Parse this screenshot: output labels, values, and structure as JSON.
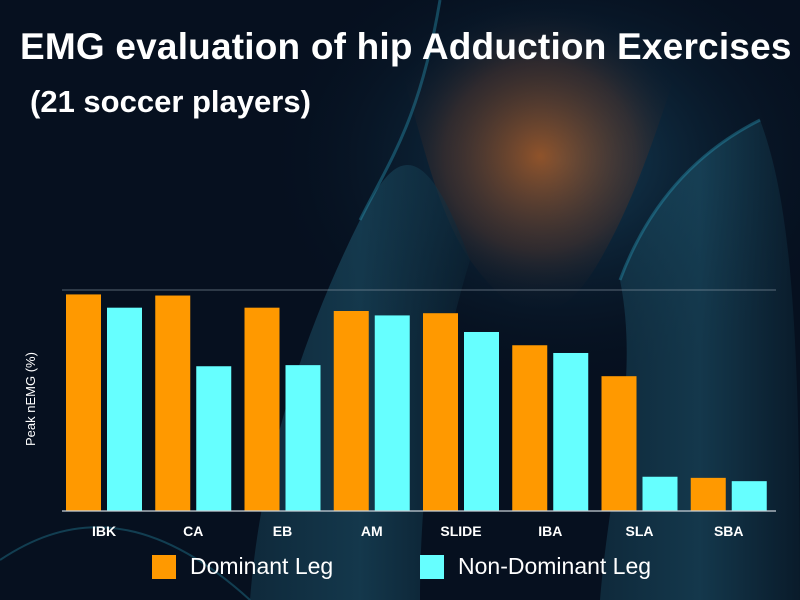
{
  "title": "EMG evaluation of hip Adduction Exercises",
  "subtitle": "(21 soccer players)",
  "colors": {
    "dominant": "#ff9900",
    "non_dominant": "#66ffff",
    "background": "#06101f"
  },
  "chart_data": {
    "type": "bar",
    "title": "EMG evaluation of hip Adduction Exercises",
    "subtitle": "(21 soccer players)",
    "xlabel": "",
    "ylabel": "Peak nEMG (%)",
    "categories": [
      "IBK",
      "CA",
      "EB",
      "AM",
      "SLIDE",
      "IBA",
      "SLA",
      "SBA"
    ],
    "series": [
      {
        "name": "Dominant Leg",
        "color": "#ff9900",
        "values": [
          98,
          97.5,
          92,
          90.5,
          89.5,
          75,
          61,
          15
        ]
      },
      {
        "name": "Non-Dominant Leg",
        "color": "#66ffff",
        "values": [
          92,
          65.5,
          66,
          88.5,
          81,
          71.5,
          15.5,
          13.5
        ]
      }
    ],
    "ylim": [
      0,
      100
    ],
    "gridlines": [
      100
    ],
    "legend_position": "bottom"
  }
}
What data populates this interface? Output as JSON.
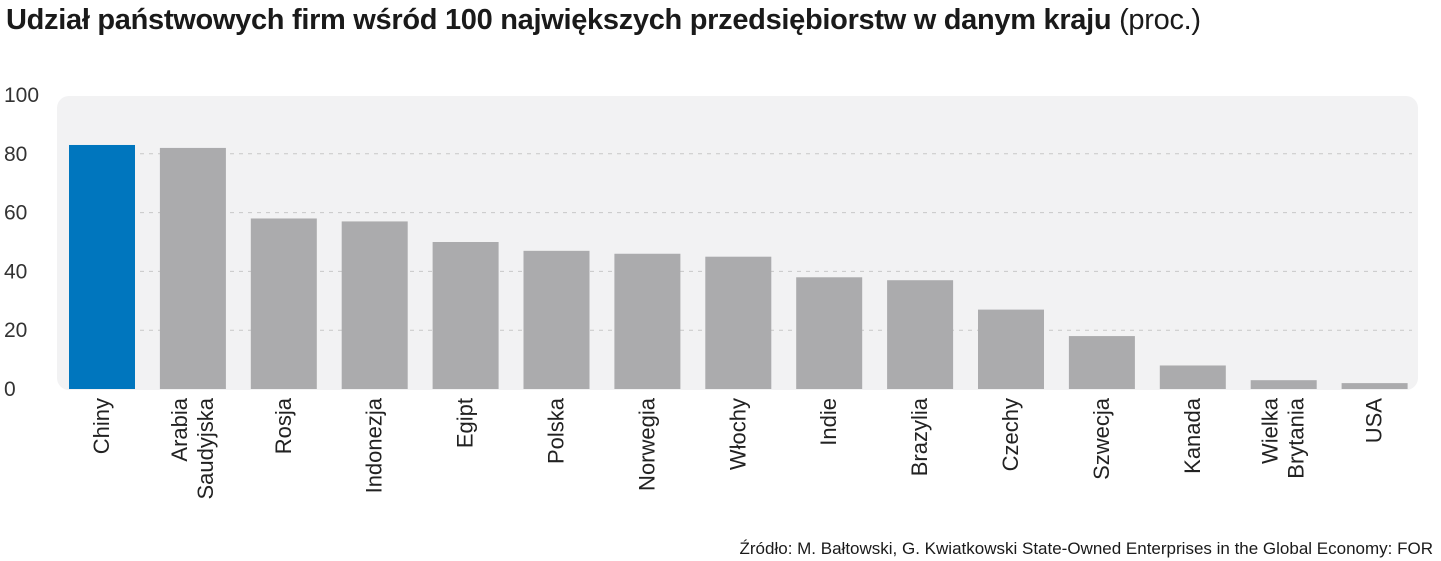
{
  "title": "Udział państwowych firm wśród 100 największych przedsiębiorstw w danym kraju",
  "title_unit": "(proc.)",
  "source": "Źródło: M. Bałtowski, G. Kwiatkowski State-Owned Enterprises in the Global Economy: FOR",
  "colors": {
    "highlight": "#0076BE",
    "bar": "#ABABAD",
    "panel": "#F2F2F3",
    "grid": "#C8C8C8"
  },
  "chart_data": {
    "type": "bar",
    "title": "Udział państwowych firm wśród 100 największych przedsiębiorstw w danym kraju (proc.)",
    "categories": [
      [
        "Chiny"
      ],
      [
        "Arabia",
        "Saudyjska"
      ],
      [
        "Rosja"
      ],
      [
        "Indonezja"
      ],
      [
        "Egipt"
      ],
      [
        "Polska"
      ],
      [
        "Norwegia"
      ],
      [
        "Włochy"
      ],
      [
        "Indie"
      ],
      [
        "Brazylia"
      ],
      [
        "Czechy"
      ],
      [
        "Szwecja"
      ],
      [
        "Kanada"
      ],
      [
        "Wielka",
        "Brytania"
      ],
      [
        "USA"
      ]
    ],
    "values": [
      83,
      82,
      58,
      57,
      50,
      47,
      46,
      45,
      38,
      37,
      27,
      18,
      8,
      3,
      2
    ],
    "highlight_index": 0,
    "ylim": [
      0,
      100
    ],
    "yticks": [
      0,
      20,
      40,
      60,
      80,
      100
    ],
    "xlabel": "",
    "ylabel": "",
    "grid": true,
    "legend": "none"
  }
}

· · ·

- Short task -
Do not include the images; transcribe the rest of the listing exactly.

- The completed task -
Parse this screenshot: output labels, values, and structure as JSON.
{
  "title": "EMG evaluation of hip Adduction Exercises",
  "subtitle": "(21 soccer players)",
  "colors": {
    "dominant": "#ff9900",
    "non_dominant": "#66ffff",
    "background": "#06101f"
  },
  "chart_data": {
    "type": "bar",
    "title": "EMG evaluation of hip Adduction Exercises",
    "subtitle": "(21 soccer players)",
    "xlabel": "",
    "ylabel": "Peak nEMG (%)",
    "categories": [
      "IBK",
      "CA",
      "EB",
      "AM",
      "SLIDE",
      "IBA",
      "SLA",
      "SBA"
    ],
    "series": [
      {
        "name": "Dominant Leg",
        "color": "#ff9900",
        "values": [
          98,
          97.5,
          92,
          90.5,
          89.5,
          75,
          61,
          15
        ]
      },
      {
        "name": "Non-Dominant Leg",
        "color": "#66ffff",
        "values": [
          92,
          65.5,
          66,
          88.5,
          81,
          71.5,
          15.5,
          13.5
        ]
      }
    ],
    "ylim": [
      0,
      100
    ],
    "gridlines": [
      100
    ],
    "legend_position": "bottom"
  }
}
What data populates this interface? Output as JSON.
{
  "title": "Udział państwowych firm wśród 100 największych przedsiębiorstw w danym kraju",
  "title_unit": "(proc.)",
  "source": "Źródło: M. Bałtowski, G. Kwiatkowski State-Owned Enterprises in the Global Economy: FOR",
  "colors": {
    "highlight": "#0076BE",
    "bar": "#ABABAD",
    "panel": "#F2F2F3",
    "grid": "#C8C8C8"
  },
  "chart_data": {
    "type": "bar",
    "title": "Udział państwowych firm wśród 100 największych przedsiębiorstw w danym kraju (proc.)",
    "categories": [
      [
        "Chiny"
      ],
      [
        "Arabia",
        "Saudyjska"
      ],
      [
        "Rosja"
      ],
      [
        "Indonezja"
      ],
      [
        "Egipt"
      ],
      [
        "Polska"
      ],
      [
        "Norwegia"
      ],
      [
        "Włochy"
      ],
      [
        "Indie"
      ],
      [
        "Brazylia"
      ],
      [
        "Czechy"
      ],
      [
        "Szwecja"
      ],
      [
        "Kanada"
      ],
      [
        "Wielka",
        "Brytania"
      ],
      [
        "USA"
      ]
    ],
    "values": [
      83,
      82,
      58,
      57,
      50,
      47,
      46,
      45,
      38,
      37,
      27,
      18,
      8,
      3,
      2
    ],
    "highlight_index": 0,
    "ylim": [
      0,
      100
    ],
    "yticks": [
      0,
      20,
      40,
      60,
      80,
      100
    ],
    "xlabel": "",
    "ylabel": "",
    "grid": true,
    "legend": "none"
  }
}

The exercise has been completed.